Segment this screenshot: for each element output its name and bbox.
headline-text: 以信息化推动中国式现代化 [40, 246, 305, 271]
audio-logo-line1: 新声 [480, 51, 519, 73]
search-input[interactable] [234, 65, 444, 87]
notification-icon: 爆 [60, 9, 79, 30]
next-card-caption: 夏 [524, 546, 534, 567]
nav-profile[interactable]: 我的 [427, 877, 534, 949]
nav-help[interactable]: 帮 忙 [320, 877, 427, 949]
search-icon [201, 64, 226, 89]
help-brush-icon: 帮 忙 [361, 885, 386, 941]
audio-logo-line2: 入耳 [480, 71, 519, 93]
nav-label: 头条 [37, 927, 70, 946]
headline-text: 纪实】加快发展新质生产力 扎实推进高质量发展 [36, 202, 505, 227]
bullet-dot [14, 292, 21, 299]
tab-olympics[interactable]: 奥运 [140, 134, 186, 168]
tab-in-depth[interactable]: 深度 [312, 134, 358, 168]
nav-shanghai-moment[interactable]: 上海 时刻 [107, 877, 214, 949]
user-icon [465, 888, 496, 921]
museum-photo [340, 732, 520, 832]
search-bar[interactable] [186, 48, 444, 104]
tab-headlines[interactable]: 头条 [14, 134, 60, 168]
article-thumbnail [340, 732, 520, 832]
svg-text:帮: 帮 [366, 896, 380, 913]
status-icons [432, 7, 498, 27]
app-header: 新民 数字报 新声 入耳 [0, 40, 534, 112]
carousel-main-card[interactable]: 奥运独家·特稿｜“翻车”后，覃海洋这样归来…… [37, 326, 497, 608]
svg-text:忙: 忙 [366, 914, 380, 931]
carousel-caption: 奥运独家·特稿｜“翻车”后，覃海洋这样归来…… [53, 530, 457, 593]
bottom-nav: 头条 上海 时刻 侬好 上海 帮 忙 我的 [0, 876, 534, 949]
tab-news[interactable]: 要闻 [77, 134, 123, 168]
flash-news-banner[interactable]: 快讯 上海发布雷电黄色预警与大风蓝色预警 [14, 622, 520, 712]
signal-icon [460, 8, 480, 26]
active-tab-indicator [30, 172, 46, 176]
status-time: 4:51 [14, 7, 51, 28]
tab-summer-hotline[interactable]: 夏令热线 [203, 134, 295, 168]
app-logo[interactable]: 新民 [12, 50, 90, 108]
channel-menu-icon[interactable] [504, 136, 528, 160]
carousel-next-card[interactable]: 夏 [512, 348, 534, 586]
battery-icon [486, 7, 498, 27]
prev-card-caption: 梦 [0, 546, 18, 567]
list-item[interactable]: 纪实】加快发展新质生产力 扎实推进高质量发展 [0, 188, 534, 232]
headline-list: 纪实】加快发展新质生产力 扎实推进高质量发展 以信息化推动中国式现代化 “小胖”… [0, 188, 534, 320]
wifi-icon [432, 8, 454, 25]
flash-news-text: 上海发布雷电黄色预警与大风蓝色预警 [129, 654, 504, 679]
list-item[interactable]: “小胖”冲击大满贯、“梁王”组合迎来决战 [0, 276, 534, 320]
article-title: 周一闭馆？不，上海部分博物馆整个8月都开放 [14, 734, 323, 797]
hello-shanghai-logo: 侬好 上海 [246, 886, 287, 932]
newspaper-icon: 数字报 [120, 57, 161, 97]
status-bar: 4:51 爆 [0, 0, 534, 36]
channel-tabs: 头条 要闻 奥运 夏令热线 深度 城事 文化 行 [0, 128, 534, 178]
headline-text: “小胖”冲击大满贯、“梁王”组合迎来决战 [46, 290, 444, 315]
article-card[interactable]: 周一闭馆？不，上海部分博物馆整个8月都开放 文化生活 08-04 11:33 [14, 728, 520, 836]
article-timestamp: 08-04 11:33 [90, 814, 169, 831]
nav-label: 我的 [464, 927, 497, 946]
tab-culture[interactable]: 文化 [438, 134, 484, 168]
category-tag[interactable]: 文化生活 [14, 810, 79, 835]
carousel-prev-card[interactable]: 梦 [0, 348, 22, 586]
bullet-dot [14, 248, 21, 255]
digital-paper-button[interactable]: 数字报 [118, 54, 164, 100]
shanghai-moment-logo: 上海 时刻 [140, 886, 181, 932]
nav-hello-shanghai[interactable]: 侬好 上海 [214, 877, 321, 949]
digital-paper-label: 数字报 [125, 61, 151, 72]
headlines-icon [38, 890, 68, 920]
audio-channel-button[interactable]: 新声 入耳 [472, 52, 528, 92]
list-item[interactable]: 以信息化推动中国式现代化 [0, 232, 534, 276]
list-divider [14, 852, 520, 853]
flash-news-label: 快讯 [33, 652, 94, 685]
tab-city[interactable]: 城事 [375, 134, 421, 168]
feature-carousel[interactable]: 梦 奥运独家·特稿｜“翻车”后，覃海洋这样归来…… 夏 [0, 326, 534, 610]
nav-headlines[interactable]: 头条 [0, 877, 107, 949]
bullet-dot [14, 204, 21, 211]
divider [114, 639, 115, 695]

## WORK INSTRUCTIONS
Return every line of the data that contains the string "item".

## WRITTEN SOLUTION
list-item[interactable]: 纪实】加快发展新质生产力 扎实推进高质量发展 [0, 188, 534, 232]
list-item[interactable]: “小胖”冲击大满贯、“梁王”组合迎来决战 [0, 276, 534, 320]
list-item[interactable]: 以信息化推动中国式现代化 [0, 232, 534, 276]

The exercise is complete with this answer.